[Data entries]
----------

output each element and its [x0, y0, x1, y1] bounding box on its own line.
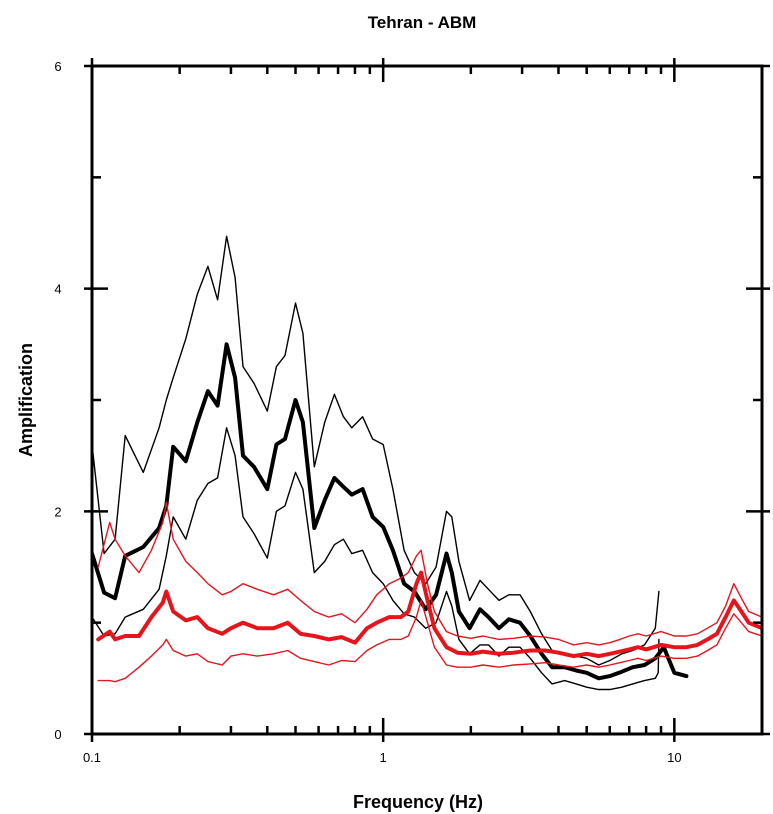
series-line-black-mean — [92, 342, 689, 681]
axes: 0.1 1 10 0 2 4 6 — [54, 58, 770, 765]
series-line-black-lower — [92, 427, 660, 691]
y-axis-label: Amplification — [16, 343, 36, 457]
series-line-red-mean — [96, 570, 762, 659]
y-tick-label: 2 — [54, 504, 61, 519]
x-tick-label: 10 — [667, 750, 681, 765]
x-axis-label: Frequency (Hz) — [353, 792, 483, 812]
series-layer — [92, 235, 762, 691]
y-tick-label: 4 — [54, 282, 61, 297]
x-tick-label: 1 — [380, 750, 387, 765]
plot-frame — [90, 64, 764, 736]
series-line-red-upper — [97, 501, 762, 646]
series-line-red-lower — [97, 599, 762, 683]
y-tick-label: 6 — [54, 59, 61, 74]
y-tick-label: 0 — [54, 727, 61, 742]
x-tick-label: 0.1 — [83, 750, 101, 765]
chart-title: Tehran - ABM — [368, 13, 477, 32]
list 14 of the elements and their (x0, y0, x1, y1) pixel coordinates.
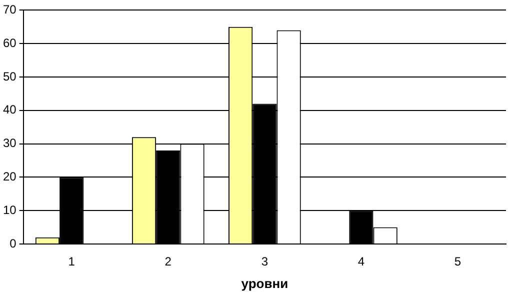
y-tick-label: 20 (2, 170, 17, 184)
x-tick-label: 3 (261, 254, 268, 269)
y-tick-label: 50 (2, 69, 17, 84)
y-tick-label: 70 (2, 2, 17, 17)
y-tick-label: 0 (10, 236, 17, 250)
x-tick-label: 1 (68, 254, 76, 269)
y-tick-label: 40 (2, 102, 17, 117)
x-tick-label: 2 (164, 254, 172, 269)
x-tick-label: 4 (358, 254, 365, 269)
y-tick-label: 60 (2, 36, 17, 50)
y-tick-label: 30 (2, 136, 17, 150)
y-tick-label: 10 (2, 202, 17, 217)
x-tick-label: 5 (454, 254, 462, 269)
x-axis-title: уровни (241, 276, 288, 291)
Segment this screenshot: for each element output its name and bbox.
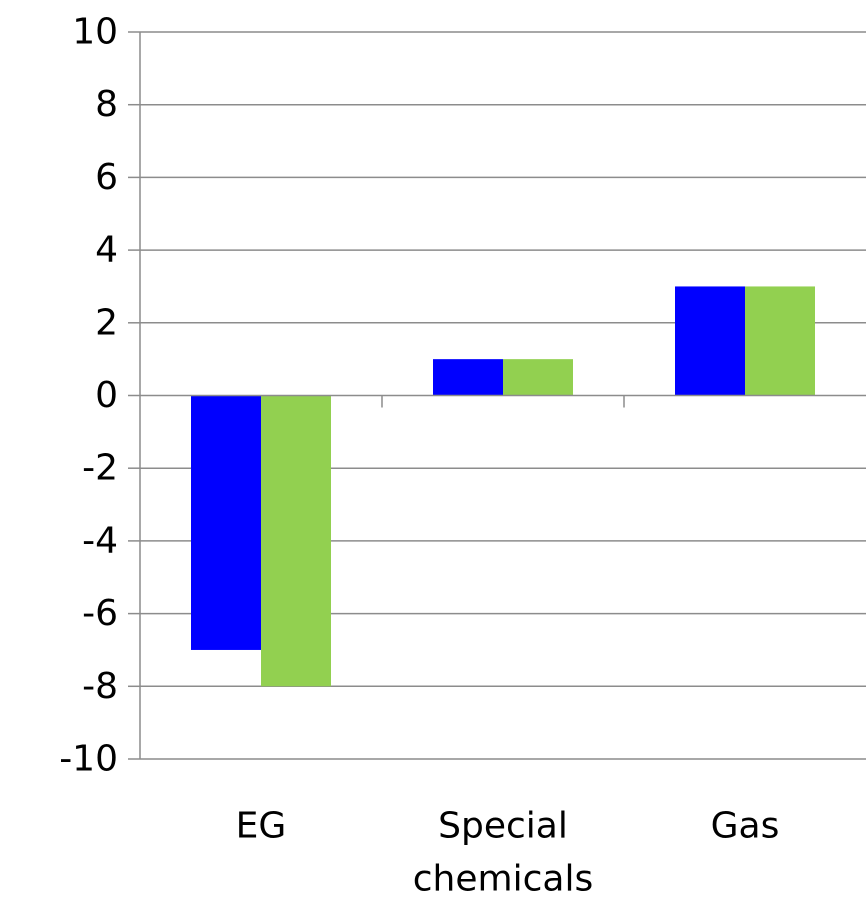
bar-series-1-2 (675, 286, 745, 396)
y-tick-label: -10 (59, 739, 118, 780)
y-tick-labels: 10 8 6 4 2 0 -2 -4 -6 -8 -10 (59, 12, 118, 780)
category-label: Gas (711, 806, 780, 847)
y-tick-label: -6 (82, 593, 118, 634)
y-tick-label: 10 (72, 12, 118, 53)
axes (128, 31, 866, 760)
bar-series-2-2 (745, 286, 815, 396)
y-tick-label: -4 (82, 520, 118, 561)
bars (191, 286, 815, 687)
bar-series-1-0 (191, 395, 261, 650)
bar-series-2-0 (261, 395, 331, 687)
category-labels: EG Special chemicals Gas (236, 806, 780, 900)
y-tick-label: -2 (82, 448, 118, 489)
y-tick-label: 0 (95, 375, 118, 416)
y-tick-label: -8 (82, 666, 118, 707)
y-tick-label: 2 (95, 302, 118, 343)
bar-series-1-1 (433, 359, 503, 396)
y-tick-label: 8 (95, 84, 118, 125)
category-label: chemicals (413, 859, 593, 900)
category-label: Special (438, 806, 568, 847)
category-label: EG (236, 806, 287, 847)
bar-series-2-1 (503, 359, 573, 396)
y-tick-label: 6 (95, 157, 118, 198)
y-tick-label: 4 (95, 230, 118, 271)
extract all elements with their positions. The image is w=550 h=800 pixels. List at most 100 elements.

----------

→ Exercise objective:
Copy the lines from the one containing "series-line-black-mean — [92, 342, 689, 681]" through the one containing "y-tick-label: 2 — [54, 504, 61, 519]", keeping both of those lines and every line between them unchanged.

→ Exercise output:
series-line-black-mean — [92, 342, 689, 681]
axes: 0.1 1 10 0 2 4 6 — [54, 58, 770, 765]
series-line-black-lower — [92, 427, 660, 691]
y-axis-label: Amplification — [16, 343, 36, 457]
series-line-red-mean — [96, 570, 762, 659]
y-tick-label: 2 — [54, 504, 61, 519]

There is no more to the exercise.